Task details
Using the records provided below, locate and copy each line that contains the word "Intensiva".

Records contained in a dataset
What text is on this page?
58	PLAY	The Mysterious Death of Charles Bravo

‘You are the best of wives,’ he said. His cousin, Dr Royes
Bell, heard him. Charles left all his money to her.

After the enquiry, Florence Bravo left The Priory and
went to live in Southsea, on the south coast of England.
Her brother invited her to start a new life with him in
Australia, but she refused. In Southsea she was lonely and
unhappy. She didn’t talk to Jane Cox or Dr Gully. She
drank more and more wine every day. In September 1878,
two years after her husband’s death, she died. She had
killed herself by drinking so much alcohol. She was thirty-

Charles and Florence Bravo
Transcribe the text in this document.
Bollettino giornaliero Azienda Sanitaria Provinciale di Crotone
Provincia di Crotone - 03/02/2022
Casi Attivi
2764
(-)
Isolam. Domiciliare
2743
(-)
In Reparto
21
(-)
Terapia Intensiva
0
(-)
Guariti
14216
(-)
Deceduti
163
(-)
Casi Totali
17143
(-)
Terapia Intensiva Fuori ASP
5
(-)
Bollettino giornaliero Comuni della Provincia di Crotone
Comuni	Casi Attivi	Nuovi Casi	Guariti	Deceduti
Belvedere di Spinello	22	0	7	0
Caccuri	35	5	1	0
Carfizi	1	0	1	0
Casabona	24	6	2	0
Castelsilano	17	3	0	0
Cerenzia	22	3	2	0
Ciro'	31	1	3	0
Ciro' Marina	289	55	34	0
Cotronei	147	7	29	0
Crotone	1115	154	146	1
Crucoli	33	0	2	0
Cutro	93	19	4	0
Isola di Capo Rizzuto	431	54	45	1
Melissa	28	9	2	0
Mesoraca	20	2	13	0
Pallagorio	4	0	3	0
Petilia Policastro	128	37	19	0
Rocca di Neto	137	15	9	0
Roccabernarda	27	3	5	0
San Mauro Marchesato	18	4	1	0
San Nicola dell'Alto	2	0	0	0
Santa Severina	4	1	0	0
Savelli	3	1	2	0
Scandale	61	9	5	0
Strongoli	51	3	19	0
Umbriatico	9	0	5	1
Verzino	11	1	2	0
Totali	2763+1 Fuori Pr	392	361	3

Solved exercise
Terapia Intensiva
Terapia Intensiva Fuori ASP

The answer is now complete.